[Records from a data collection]

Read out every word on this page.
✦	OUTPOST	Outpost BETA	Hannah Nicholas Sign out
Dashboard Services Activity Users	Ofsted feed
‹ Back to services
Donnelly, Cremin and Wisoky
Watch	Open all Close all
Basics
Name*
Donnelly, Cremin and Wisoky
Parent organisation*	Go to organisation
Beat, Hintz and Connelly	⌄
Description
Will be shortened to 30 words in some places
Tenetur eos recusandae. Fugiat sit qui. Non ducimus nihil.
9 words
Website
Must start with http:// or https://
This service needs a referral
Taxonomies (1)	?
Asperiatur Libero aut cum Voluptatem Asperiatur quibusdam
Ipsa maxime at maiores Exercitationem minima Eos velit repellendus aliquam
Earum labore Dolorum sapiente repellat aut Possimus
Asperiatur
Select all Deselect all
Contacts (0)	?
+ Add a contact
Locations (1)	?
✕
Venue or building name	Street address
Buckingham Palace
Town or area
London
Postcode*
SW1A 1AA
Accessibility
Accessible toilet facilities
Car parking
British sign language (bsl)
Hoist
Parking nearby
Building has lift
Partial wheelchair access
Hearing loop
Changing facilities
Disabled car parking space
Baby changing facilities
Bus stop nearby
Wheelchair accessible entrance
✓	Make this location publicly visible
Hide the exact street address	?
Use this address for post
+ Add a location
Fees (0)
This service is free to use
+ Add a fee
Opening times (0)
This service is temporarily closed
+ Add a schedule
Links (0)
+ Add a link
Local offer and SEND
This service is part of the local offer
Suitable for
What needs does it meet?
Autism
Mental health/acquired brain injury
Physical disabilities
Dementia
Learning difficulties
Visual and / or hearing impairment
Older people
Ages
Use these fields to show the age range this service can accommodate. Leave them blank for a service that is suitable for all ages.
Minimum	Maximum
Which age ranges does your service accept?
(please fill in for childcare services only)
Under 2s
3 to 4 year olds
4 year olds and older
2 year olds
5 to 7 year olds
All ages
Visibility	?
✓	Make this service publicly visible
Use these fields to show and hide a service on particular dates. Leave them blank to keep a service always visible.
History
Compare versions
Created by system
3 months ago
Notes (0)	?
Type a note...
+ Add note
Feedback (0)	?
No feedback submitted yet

--

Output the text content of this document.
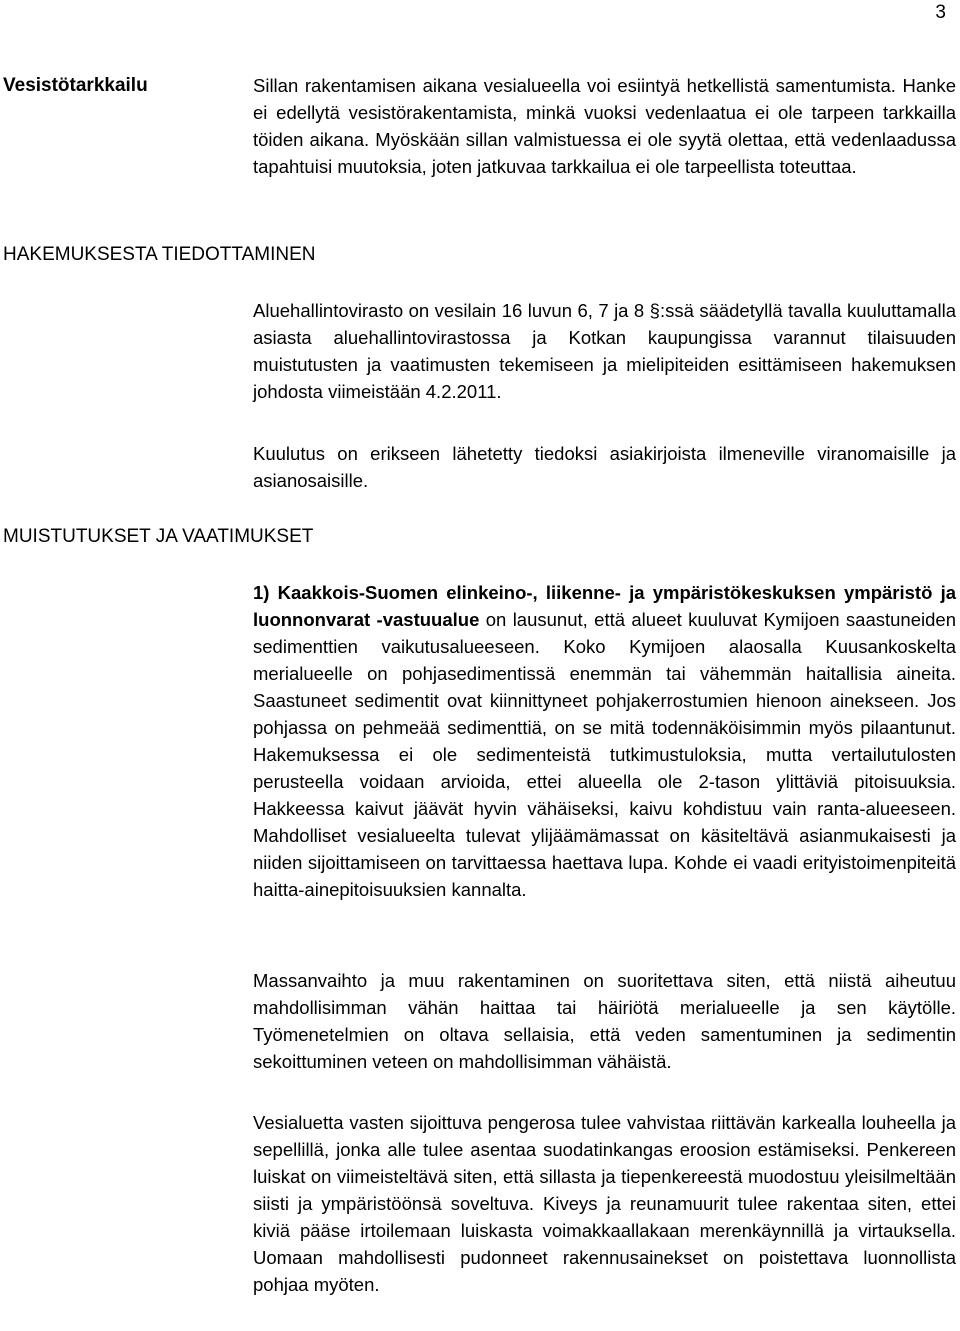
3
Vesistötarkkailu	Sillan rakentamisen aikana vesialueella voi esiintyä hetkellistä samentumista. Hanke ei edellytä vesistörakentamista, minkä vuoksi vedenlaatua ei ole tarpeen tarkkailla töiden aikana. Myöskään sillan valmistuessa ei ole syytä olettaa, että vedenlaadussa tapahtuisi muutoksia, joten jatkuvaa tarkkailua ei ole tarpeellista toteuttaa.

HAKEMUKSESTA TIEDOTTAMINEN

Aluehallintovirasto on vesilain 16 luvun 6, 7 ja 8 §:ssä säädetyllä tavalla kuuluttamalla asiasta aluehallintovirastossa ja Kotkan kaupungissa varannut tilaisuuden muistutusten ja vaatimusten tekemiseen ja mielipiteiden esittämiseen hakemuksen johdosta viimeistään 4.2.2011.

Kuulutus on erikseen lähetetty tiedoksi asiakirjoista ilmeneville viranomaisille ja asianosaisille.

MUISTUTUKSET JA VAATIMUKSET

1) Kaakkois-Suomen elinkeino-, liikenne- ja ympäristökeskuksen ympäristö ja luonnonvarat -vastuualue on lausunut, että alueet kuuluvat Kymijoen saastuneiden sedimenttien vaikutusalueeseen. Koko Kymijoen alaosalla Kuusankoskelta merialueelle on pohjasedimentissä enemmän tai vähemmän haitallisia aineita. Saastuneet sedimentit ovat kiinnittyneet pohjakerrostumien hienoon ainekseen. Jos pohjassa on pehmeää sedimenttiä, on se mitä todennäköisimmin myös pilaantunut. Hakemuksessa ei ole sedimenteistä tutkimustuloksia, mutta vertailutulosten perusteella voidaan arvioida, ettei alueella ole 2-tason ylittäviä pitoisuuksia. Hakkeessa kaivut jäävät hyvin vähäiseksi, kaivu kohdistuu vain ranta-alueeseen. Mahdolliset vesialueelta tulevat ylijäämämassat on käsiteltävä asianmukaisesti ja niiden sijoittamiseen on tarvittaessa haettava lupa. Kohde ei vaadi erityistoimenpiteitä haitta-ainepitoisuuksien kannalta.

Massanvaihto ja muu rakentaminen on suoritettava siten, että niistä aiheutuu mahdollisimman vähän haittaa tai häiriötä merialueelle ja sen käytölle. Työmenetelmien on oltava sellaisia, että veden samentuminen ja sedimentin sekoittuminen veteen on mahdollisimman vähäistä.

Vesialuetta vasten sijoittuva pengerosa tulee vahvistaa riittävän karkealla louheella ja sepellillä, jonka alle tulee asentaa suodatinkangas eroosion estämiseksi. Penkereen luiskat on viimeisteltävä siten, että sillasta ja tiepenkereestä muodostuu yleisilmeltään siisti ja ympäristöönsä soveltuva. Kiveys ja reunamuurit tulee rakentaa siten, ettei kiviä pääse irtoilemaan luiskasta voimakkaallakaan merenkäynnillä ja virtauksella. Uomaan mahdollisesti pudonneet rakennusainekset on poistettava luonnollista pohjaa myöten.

» What to work on
Where a line above includes "year", copy that line.

» Correct output
3 to 4 year olds
4 year olds and older
2 year olds
5 to 7 year olds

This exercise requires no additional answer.